───── Exercise material

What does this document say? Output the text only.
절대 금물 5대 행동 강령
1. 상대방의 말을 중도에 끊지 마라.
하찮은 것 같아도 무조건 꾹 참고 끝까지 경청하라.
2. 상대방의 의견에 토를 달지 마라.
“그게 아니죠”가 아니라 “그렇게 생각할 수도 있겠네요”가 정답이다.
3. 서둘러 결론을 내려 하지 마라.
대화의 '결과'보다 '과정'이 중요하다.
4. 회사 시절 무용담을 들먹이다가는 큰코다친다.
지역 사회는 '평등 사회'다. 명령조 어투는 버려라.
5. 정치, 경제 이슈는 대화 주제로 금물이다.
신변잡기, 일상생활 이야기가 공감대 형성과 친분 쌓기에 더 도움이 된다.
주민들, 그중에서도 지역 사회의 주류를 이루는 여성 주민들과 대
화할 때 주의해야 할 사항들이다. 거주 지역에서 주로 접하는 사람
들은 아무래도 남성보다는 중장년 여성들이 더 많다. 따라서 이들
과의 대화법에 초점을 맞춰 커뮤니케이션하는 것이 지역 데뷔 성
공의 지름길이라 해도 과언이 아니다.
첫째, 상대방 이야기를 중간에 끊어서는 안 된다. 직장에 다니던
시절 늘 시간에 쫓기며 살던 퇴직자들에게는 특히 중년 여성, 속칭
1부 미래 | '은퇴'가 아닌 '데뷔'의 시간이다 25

──────────
───── Exercise material

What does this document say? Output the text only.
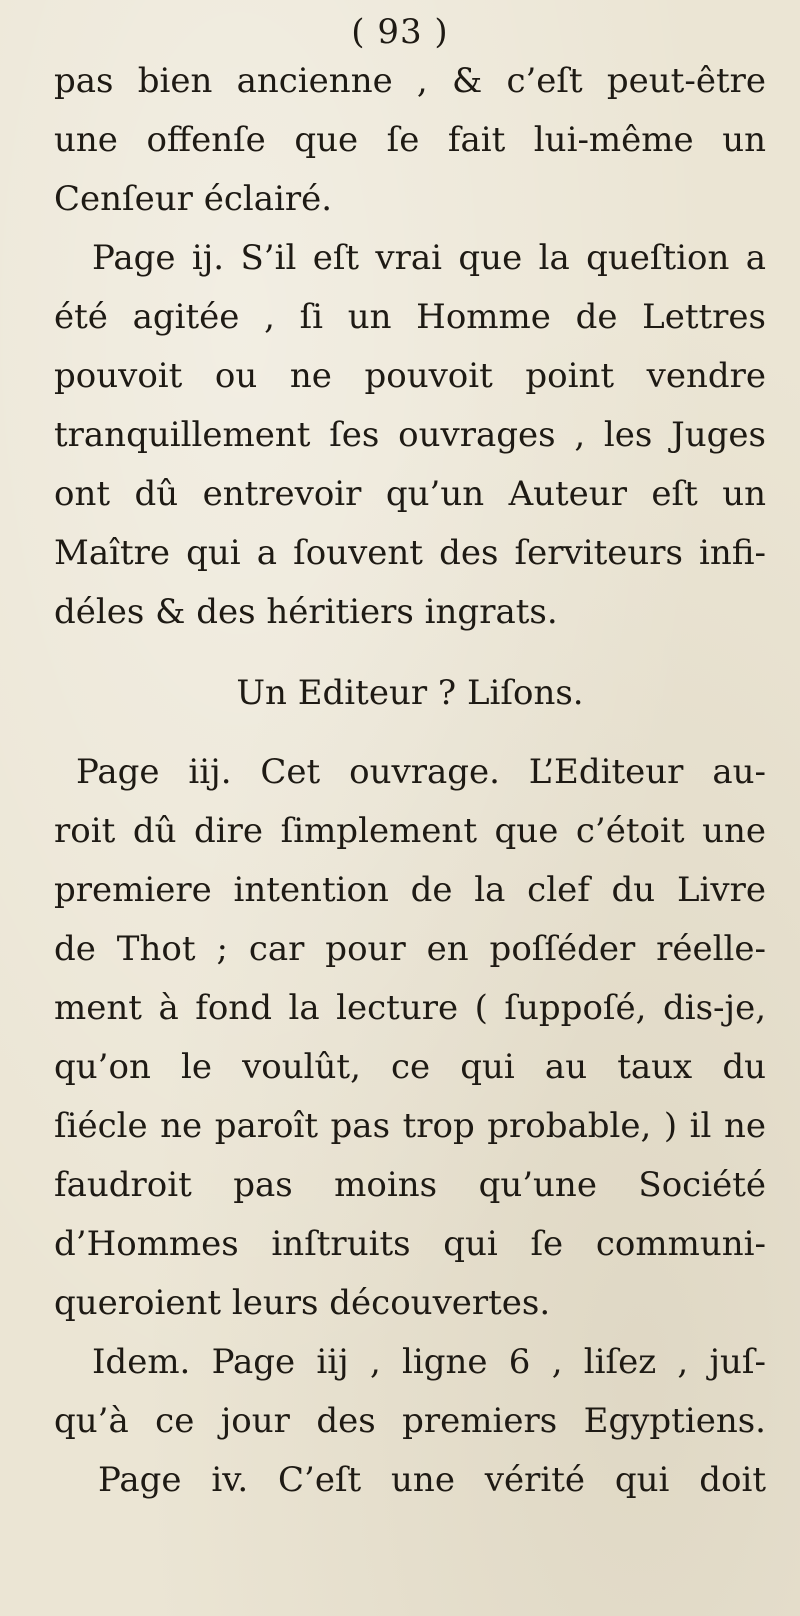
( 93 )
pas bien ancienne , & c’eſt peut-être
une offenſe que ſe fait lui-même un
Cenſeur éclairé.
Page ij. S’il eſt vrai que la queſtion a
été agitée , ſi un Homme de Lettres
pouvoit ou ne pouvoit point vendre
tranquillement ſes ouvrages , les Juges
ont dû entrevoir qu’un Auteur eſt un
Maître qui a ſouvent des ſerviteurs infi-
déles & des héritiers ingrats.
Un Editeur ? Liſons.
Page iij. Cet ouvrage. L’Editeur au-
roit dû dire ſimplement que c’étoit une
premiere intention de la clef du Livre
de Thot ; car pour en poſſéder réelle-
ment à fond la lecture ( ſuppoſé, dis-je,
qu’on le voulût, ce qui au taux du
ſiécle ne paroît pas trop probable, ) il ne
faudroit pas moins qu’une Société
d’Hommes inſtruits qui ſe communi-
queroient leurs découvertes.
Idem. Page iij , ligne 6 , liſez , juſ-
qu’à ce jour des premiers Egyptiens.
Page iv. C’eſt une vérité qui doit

──────────

The task:
Give the number of lines in the data that contain "Editeur", with no other words.

Result of this exercise:
2